[Recorded data]
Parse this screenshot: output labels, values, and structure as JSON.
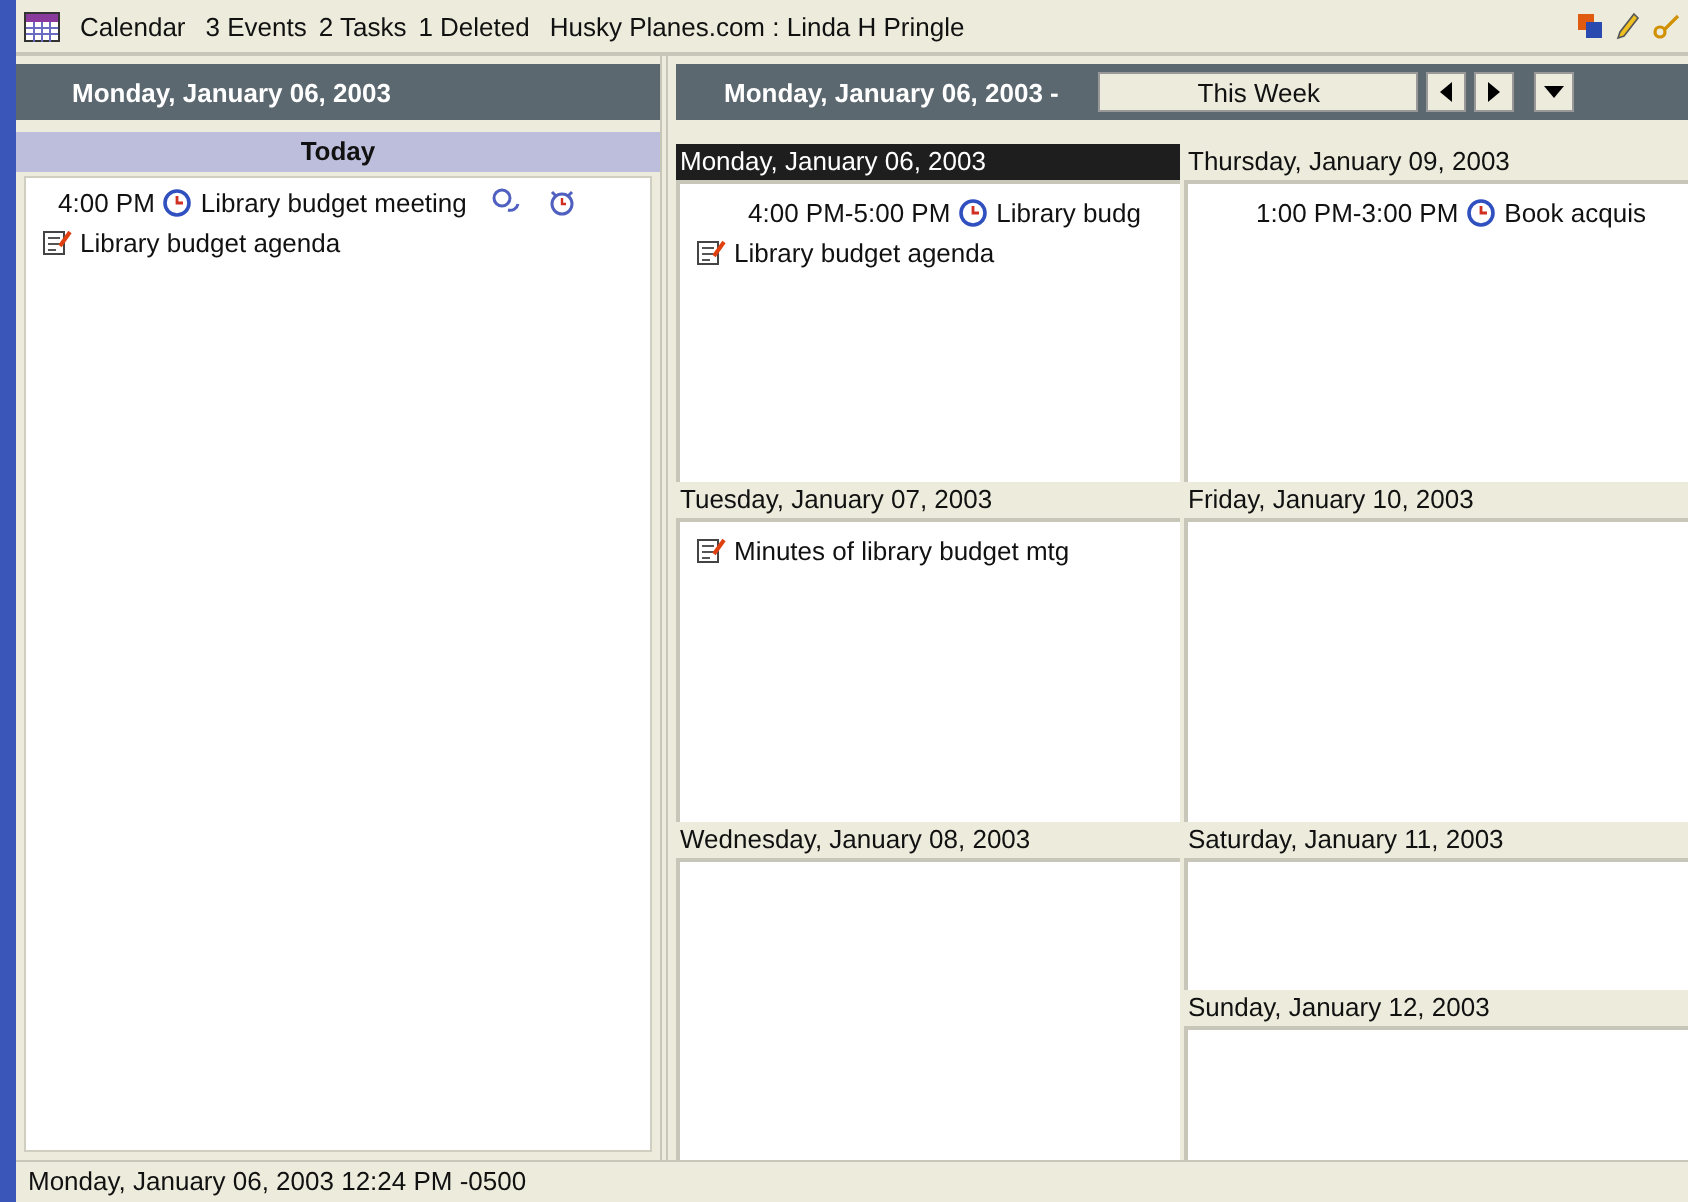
{
  "title_bar": {
    "app": "Calendar",
    "events": "3 Events",
    "tasks": "2 Tasks",
    "deleted": "1 Deleted",
    "account": "Husky Planes.com : Linda H Pringle"
  },
  "day_panel": {
    "header": "Monday, January 06, 2003",
    "band": "Today",
    "entries": [
      {
        "kind": "event",
        "time": "4:00 PM",
        "title": "Library budget meeting",
        "recurring": true,
        "alarm": true
      },
      {
        "kind": "task",
        "title": "Library budget agenda"
      }
    ]
  },
  "week_panel": {
    "header": "Monday, January 06, 2003 -",
    "range": "This Week",
    "columns": [
      {
        "days": [
          {
            "label": "Monday, January 06, 2003",
            "selected": true,
            "kind": "full",
            "entries": [
              {
                "kind": "event",
                "time": "4:00 PM-5:00 PM",
                "title": "Library budg"
              },
              {
                "kind": "task",
                "title": "Library budget agenda"
              }
            ]
          },
          {
            "label": "Tuesday, January 07, 2003",
            "selected": false,
            "kind": "full",
            "entries": [
              {
                "kind": "task",
                "title": "Minutes of library budget mtg"
              }
            ]
          },
          {
            "label": "Wednesday, January 08, 2003",
            "selected": false,
            "kind": "full"
          }
        ]
      },
      {
        "days": [
          {
            "label": "Thursday, January 09, 2003",
            "selected": false,
            "kind": "full",
            "entries": [
              {
                "kind": "event",
                "time": "1:00 PM-3:00 PM",
                "title": "Book acquis"
              }
            ]
          },
          {
            "label": "Friday, January 10, 2003",
            "selected": false,
            "kind": "full"
          },
          {
            "label": "Saturday, January 11, 2003",
            "selected": false,
            "kind": "half"
          },
          {
            "label": "Sunday, January 12, 2003",
            "selected": false,
            "kind": "half"
          }
        ]
      }
    ]
  },
  "status_bar": "Monday, January 06, 2003 12:24 PM -0500"
}
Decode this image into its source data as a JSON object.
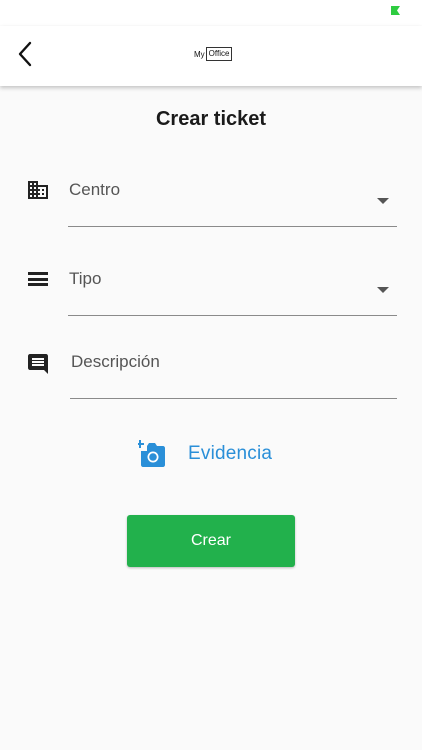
{
  "status_bar": {
    "battery_icon": "battery-icon",
    "battery_color": "#2ecc40"
  },
  "app_bar": {
    "back_icon": "chevron-left-icon",
    "brand_part1": "My",
    "brand_part2": "Office"
  },
  "page": {
    "title": "Crear ticket"
  },
  "form": {
    "centro": {
      "label": "Centro",
      "icon": "building-icon"
    },
    "tipo": {
      "label": "Tipo",
      "icon": "list-lines-icon"
    },
    "descripcion": {
      "label": "Descripción",
      "icon": "comment-icon"
    },
    "evidence": {
      "label": "Evidencia",
      "icon": "add-photo-icon"
    },
    "submit": {
      "label": "Crear"
    }
  },
  "colors": {
    "accent_blue": "#2a8fd8",
    "primary_green": "#22b14c",
    "background": "#fafafa"
  }
}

▶ What you should do: Retype the whole listing, keeping every line identical and omitting all pictures.

▶ Full output:
Parse this screenshot: output labels, values, and structure as JSON.
{
  "title_bar": {
    "app": "Calendar",
    "events": "3 Events",
    "tasks": "2 Tasks",
    "deleted": "1 Deleted",
    "account": "Husky Planes.com : Linda H Pringle"
  },
  "day_panel": {
    "header": "Monday, January 06, 2003",
    "band": "Today",
    "entries": [
      {
        "kind": "event",
        "time": "4:00 PM",
        "title": "Library budget meeting",
        "recurring": true,
        "alarm": true
      },
      {
        "kind": "task",
        "title": "Library budget agenda"
      }
    ]
  },
  "week_panel": {
    "header": "Monday, January 06, 2003 -",
    "range": "This Week",
    "columns": [
      {
        "days": [
          {
            "label": "Monday, January 06, 2003",
            "selected": true,
            "kind": "full",
            "entries": [
              {
                "kind": "event",
                "time": "4:00 PM-5:00 PM",
                "title": "Library budg"
              },
              {
                "kind": "task",
                "title": "Library budget agenda"
              }
            ]
          },
          {
            "label": "Tuesday, January 07, 2003",
            "selected": false,
            "kind": "full",
            "entries": [
              {
                "kind": "task",
                "title": "Minutes of library budget mtg"
              }
            ]
          },
          {
            "label": "Wednesday, January 08, 2003",
            "selected": false,
            "kind": "full"
          }
        ]
      },
      {
        "days": [
          {
            "label": "Thursday, January 09, 2003",
            "selected": false,
            "kind": "full",
            "entries": [
              {
                "kind": "event",
                "time": "1:00 PM-3:00 PM",
                "title": "Book acquis"
              }
            ]
          },
          {
            "label": "Friday, January 10, 2003",
            "selected": false,
            "kind": "full"
          },
          {
            "label": "Saturday, January 11, 2003",
            "selected": false,
            "kind": "half"
          },
          {
            "label": "Sunday, January 12, 2003",
            "selected": false,
            "kind": "half"
          }
        ]
      }
    ]
  },
  "status_bar": "Monday, January 06, 2003 12:24 PM -0500"
}
Decode this image into its source data as a JSON object.
{
  "status_bar": {
    "battery_icon": "battery-icon",
    "battery_color": "#2ecc40"
  },
  "app_bar": {
    "back_icon": "chevron-left-icon",
    "brand_part1": "My",
    "brand_part2": "Office"
  },
  "page": {
    "title": "Crear ticket"
  },
  "form": {
    "centro": {
      "label": "Centro",
      "icon": "building-icon"
    },
    "tipo": {
      "label": "Tipo",
      "icon": "list-lines-icon"
    },
    "descripcion": {
      "label": "Descripción",
      "icon": "comment-icon"
    },
    "evidence": {
      "label": "Evidencia",
      "icon": "add-photo-icon"
    },
    "submit": {
      "label": "Crear"
    }
  },
  "colors": {
    "accent_blue": "#2a8fd8",
    "primary_green": "#22b14c",
    "background": "#fafafa"
  }
}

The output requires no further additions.